# WORK TO BE COMPLETED
Print the data exactly, leaving nothing out.

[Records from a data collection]

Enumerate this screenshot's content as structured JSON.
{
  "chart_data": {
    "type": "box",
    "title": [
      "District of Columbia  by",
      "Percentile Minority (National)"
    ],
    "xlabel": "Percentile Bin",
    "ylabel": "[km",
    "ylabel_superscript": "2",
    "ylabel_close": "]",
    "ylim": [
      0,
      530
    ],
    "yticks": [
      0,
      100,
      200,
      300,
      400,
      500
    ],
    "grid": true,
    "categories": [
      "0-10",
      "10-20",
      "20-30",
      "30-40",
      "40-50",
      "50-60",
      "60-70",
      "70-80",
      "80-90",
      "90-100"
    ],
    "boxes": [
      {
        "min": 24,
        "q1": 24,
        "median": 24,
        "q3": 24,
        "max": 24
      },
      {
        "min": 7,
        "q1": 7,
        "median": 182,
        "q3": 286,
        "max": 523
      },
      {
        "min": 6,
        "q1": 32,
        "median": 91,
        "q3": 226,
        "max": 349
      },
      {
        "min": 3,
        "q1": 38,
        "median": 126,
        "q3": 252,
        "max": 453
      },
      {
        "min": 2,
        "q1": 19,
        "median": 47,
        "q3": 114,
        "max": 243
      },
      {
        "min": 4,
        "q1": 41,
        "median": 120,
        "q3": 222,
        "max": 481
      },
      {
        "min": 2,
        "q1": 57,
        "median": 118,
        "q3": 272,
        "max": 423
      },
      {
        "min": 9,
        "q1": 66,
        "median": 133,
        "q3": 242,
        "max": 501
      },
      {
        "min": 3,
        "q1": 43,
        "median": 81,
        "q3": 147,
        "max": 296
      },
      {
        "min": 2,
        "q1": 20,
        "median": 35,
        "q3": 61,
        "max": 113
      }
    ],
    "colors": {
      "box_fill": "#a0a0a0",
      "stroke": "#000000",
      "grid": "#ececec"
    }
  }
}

# TASK RESPONSE
Enumerate this screenshot's content as structured JSON.
{
  "chart_data": {
    "type": "box",
    "title": [
      "District of Columbia  by",
      "Percentile Minority (National)"
    ],
    "xlabel": "Percentile Bin",
    "ylabel": "[km",
    "ylabel_superscript": "2",
    "ylabel_close": "]",
    "ylim": [
      0,
      530
    ],
    "yticks": [
      0,
      100,
      200,
      300,
      400,
      500
    ],
    "grid": true,
    "categories": [
      "0-10",
      "10-20",
      "20-30",
      "30-40",
      "40-50",
      "50-60",
      "60-70",
      "70-80",
      "80-90",
      "90-100"
    ],
    "boxes": [
      {
        "min": 24,
        "q1": 24,
        "median": 24,
        "q3": 24,
        "max": 24
      },
      {
        "min": 7,
        "q1": 7,
        "median": 182,
        "q3": 286,
        "max": 523
      },
      {
        "min": 6,
        "q1": 32,
        "median": 91,
        "q3": 226,
        "max": 349
      },
      {
        "min": 3,
        "q1": 38,
        "median": 126,
        "q3": 252,
        "max": 453
      },
      {
        "min": 2,
        "q1": 19,
        "median": 47,
        "q3": 114,
        "max": 243
      },
      {
        "min": 4,
        "q1": 41,
        "median": 120,
        "q3": 222,
        "max": 481
      },
      {
        "min": 2,
        "q1": 57,
        "median": 118,
        "q3": 272,
        "max": 423
      },
      {
        "min": 9,
        "q1": 66,
        "median": 133,
        "q3": 242,
        "max": 501
      },
      {
        "min": 3,
        "q1": 43,
        "median": 81,
        "q3": 147,
        "max": 296
      },
      {
        "min": 2,
        "q1": 20,
        "median": 35,
        "q3": 61,
        "max": 113
      }
    ],
    "colors": {
      "box_fill": "#a0a0a0",
      "stroke": "#000000",
      "grid": "#ececec"
    }
  }
}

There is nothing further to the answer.